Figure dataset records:
▽

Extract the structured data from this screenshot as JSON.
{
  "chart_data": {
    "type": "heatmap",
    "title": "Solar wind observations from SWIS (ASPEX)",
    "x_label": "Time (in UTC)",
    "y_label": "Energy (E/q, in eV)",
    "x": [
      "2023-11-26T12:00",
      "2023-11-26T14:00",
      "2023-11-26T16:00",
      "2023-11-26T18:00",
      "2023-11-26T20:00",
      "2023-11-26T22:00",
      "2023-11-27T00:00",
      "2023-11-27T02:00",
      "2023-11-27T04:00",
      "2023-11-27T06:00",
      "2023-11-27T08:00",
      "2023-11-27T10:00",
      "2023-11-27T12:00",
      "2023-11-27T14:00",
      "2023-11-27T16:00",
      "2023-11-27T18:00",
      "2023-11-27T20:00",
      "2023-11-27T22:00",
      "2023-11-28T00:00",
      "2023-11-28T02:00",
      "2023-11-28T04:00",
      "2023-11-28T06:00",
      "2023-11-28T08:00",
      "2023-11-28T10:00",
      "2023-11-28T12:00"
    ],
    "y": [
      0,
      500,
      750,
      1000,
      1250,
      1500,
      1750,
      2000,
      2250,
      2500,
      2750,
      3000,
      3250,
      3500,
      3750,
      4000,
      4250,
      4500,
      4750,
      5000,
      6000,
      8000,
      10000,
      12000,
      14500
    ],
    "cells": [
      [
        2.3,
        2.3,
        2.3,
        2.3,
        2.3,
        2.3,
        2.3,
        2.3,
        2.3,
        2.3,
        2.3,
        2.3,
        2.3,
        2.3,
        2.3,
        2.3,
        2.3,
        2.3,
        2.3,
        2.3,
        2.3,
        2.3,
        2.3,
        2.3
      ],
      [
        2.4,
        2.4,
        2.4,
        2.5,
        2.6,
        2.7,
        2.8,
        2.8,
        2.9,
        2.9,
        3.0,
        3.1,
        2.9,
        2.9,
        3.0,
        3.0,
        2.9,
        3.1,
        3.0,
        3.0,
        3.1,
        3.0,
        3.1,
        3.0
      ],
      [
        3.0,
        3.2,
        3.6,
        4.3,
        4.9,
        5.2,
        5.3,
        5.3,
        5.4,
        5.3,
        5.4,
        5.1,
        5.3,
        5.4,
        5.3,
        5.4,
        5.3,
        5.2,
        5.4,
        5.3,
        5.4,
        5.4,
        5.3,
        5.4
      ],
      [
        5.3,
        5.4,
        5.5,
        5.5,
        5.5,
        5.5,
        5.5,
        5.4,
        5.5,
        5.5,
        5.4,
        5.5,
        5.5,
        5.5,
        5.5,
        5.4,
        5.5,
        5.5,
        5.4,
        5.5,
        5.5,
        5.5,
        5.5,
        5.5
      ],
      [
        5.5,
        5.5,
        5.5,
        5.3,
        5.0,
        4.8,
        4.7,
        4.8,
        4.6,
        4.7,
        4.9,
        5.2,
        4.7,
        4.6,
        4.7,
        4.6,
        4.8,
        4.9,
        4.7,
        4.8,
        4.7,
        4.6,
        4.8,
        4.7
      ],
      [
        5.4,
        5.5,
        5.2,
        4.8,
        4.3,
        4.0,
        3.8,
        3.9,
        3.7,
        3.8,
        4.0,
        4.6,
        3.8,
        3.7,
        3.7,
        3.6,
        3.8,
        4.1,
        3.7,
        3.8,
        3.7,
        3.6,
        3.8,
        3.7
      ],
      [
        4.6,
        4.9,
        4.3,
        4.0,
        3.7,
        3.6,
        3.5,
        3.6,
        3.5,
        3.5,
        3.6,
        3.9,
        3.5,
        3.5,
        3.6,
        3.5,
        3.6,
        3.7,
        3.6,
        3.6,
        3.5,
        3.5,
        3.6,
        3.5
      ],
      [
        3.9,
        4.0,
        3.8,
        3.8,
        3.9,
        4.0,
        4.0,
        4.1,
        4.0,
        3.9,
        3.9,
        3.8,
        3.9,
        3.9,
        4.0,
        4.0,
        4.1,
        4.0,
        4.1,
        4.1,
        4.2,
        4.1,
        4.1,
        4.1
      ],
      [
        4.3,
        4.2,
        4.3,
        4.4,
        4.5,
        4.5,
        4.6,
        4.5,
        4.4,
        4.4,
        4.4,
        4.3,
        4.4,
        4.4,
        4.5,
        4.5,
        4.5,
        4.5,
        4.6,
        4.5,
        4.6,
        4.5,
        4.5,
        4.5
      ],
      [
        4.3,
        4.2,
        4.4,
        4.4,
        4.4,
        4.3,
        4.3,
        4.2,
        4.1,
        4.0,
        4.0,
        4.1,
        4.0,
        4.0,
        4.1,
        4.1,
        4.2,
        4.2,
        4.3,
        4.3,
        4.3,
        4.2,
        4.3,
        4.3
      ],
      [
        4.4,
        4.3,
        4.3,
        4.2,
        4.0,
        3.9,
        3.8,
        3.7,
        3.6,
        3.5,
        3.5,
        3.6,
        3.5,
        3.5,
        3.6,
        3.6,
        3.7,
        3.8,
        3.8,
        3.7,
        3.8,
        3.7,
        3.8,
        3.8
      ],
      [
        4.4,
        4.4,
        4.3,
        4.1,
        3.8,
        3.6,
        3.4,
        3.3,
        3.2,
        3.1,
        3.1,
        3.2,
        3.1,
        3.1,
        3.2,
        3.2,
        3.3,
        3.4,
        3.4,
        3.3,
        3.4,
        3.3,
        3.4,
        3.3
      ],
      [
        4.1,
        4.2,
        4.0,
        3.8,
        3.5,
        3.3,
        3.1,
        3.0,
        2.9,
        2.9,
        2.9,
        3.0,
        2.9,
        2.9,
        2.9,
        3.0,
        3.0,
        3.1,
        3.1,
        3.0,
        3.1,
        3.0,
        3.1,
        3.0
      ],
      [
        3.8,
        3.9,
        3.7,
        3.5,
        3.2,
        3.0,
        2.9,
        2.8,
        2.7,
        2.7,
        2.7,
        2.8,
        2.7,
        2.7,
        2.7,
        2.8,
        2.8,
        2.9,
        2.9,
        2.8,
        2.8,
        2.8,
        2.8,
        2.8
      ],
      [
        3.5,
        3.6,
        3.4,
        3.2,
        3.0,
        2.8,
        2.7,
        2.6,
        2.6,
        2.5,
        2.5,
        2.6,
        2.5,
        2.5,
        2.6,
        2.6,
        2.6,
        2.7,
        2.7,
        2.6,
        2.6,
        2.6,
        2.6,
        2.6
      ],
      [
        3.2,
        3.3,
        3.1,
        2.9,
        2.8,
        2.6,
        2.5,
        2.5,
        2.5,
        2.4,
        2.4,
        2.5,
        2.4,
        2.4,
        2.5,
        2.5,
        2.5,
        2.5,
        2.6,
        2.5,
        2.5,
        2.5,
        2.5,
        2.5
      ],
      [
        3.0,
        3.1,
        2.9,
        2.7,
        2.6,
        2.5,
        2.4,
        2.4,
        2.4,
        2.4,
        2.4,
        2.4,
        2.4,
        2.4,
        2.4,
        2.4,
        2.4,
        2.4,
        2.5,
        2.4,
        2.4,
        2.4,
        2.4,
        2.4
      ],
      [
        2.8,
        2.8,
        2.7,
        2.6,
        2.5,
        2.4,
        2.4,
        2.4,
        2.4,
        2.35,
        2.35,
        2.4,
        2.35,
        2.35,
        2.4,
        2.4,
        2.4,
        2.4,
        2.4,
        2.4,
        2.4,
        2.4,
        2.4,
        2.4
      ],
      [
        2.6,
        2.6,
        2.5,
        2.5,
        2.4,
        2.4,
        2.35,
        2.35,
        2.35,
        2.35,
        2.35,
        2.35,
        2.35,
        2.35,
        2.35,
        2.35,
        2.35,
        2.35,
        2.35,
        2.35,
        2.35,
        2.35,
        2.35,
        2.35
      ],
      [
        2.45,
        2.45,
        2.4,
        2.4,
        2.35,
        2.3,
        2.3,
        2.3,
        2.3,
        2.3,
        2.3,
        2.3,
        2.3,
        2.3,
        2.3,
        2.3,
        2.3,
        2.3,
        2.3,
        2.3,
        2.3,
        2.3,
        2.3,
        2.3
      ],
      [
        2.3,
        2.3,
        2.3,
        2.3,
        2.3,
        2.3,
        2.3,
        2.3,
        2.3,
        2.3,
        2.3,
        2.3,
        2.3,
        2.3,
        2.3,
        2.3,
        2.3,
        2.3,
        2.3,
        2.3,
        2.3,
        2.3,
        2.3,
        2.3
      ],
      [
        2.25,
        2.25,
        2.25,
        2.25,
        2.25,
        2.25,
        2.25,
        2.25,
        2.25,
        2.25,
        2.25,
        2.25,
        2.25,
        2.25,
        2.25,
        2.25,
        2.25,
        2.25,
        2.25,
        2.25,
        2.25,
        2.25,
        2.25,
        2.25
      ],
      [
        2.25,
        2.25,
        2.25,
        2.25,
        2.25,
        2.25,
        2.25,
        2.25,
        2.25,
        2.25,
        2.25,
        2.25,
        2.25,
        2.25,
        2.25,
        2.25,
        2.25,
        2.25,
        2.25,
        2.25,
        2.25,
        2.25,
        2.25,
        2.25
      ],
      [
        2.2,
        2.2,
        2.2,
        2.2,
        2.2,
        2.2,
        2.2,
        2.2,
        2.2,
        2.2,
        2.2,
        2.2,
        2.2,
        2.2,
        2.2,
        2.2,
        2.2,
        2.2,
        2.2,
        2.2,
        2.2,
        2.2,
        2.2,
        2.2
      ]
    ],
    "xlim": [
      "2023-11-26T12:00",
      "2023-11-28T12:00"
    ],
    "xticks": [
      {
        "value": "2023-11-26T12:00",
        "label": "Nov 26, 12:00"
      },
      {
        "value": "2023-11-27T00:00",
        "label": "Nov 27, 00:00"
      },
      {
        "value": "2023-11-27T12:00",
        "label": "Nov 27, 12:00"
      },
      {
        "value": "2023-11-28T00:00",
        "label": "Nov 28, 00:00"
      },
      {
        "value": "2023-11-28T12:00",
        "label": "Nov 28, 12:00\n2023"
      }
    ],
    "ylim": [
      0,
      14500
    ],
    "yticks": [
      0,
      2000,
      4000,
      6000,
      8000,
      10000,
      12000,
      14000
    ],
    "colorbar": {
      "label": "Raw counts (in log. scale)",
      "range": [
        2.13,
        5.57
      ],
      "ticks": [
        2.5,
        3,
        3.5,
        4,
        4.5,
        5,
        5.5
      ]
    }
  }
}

△

*Task to carry out:*
Which lines contain the word "from"? Copy each one.

*Final answer:*
Extract the structured data from this screenshot as JSON.
    "title": "Solar wind observations from SWIS (ASPEX)",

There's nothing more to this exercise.